[Part of a data file]

━━━━━━

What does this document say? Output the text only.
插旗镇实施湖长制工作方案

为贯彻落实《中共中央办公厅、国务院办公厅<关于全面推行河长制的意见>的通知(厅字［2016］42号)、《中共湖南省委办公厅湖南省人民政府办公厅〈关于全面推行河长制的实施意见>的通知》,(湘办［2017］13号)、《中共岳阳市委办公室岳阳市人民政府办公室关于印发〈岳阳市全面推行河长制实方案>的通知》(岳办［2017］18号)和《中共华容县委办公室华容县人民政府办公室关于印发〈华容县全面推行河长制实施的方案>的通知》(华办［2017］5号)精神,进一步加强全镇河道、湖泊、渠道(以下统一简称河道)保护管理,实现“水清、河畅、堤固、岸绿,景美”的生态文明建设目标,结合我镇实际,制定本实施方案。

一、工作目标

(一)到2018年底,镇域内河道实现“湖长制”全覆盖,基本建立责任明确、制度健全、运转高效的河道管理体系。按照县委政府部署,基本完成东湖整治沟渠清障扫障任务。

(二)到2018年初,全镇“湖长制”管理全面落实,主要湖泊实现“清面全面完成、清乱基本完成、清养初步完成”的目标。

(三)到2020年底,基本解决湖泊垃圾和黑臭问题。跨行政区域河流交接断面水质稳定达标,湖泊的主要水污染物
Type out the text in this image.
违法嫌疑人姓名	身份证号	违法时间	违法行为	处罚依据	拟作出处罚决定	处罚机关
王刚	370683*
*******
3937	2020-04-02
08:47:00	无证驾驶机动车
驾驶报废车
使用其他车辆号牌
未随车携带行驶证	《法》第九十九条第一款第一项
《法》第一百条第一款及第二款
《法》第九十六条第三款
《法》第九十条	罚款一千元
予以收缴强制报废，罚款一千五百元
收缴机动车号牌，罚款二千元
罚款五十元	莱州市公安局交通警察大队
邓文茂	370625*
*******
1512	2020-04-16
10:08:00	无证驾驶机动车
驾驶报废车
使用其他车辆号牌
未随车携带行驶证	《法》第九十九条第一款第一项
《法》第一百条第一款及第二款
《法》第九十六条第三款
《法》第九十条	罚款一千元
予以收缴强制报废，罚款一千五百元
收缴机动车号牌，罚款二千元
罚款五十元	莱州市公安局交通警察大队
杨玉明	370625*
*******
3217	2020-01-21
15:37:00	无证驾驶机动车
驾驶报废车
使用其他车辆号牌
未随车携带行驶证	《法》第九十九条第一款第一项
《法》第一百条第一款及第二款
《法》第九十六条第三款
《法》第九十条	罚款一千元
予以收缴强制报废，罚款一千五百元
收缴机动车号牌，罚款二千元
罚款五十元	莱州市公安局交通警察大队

━━━━━━

• TASK DIRECTIONS: Copy every record above exactly as it appears.

• SOLUTION BELOW:
What does this document say? Output the text only.
插旗镇实施湖长制工作方案

为贯彻落实《中共中央办公厅、国务院办公厅<关于全面推行河长制的意见>的通知(厅字［2016］42号)、《中共湖南省委办公厅湖南省人民政府办公厅〈关于全面推行河长制的实施意见>的通知》,(湘办［2017］13号)、《中共岳阳市委办公室岳阳市人民政府办公室关于印发〈岳阳市全面推行河长制实方案>的通知》(岳办［2017］18号)和《中共华容县委办公室华容县人民政府办公室关于印发〈华容县全面推行河长制实施的方案>的通知》(华办［2017］5号)精神,进一步加强全镇河道、湖泊、渠道(以下统一简称河道)保护管理,实现“水清、河畅、堤固、岸绿,景美”的生态文明建设目标,结合我镇实际,制定本实施方案。

一、工作目标

(一)到2018年底,镇域内河道实现“湖长制”全覆盖,基本建立责任明确、制度健全、运转高效的河道管理体系。按照县委政府部署,基本完成东湖整治沟渠清障扫障任务。

(二)到2018年初,全镇“湖长制”管理全面落实,主要湖泊实现“清面全面完成、清乱基本完成、清养初步完成”的目标。

(三)到2020年底,基本解决湖泊垃圾和黑臭问题。跨行政区域河流交接断面水质稳定达标,湖泊的主要水污染物
Type out the text in this image.
违法嫌疑人姓名	身份证号	违法时间	违法行为	处罚依据	拟作出处罚决定	处罚机关
王刚	370683*
*******
3937	2020-04-02
08:47:00	无证驾驶机动车
驾驶报废车
使用其他车辆号牌
未随车携带行驶证	《法》第九十九条第一款第一项
《法》第一百条第一款及第二款
《法》第九十六条第三款
《法》第九十条	罚款一千元
予以收缴强制报废，罚款一千五百元
收缴机动车号牌，罚款二千元
罚款五十元	莱州市公安局交通警察大队
邓文茂	370625*
*******
1512	2020-04-16
10:08:00	无证驾驶机动车
驾驶报废车
使用其他车辆号牌
未随车携带行驶证	《法》第九十九条第一款第一项
《法》第一百条第一款及第二款
《法》第九十六条第三款
《法》第九十条	罚款一千元
予以收缴强制报废，罚款一千五百元
收缴机动车号牌，罚款二千元
罚款五十元	莱州市公安局交通警察大队
杨玉明	370625*
*******
3217	2020-01-21
15:37:00	无证驾驶机动车
驾驶报废车
使用其他车辆号牌
未随车携带行驶证	《法》第九十九条第一款第一项
《法》第一百条第一款及第二款
《法》第九十六条第三款
《法》第九十条	罚款一千元
予以收缴强制报废，罚款一千五百元
收缴机动车号牌，罚款二千元
罚款五十元	莱州市公安局交通警察大队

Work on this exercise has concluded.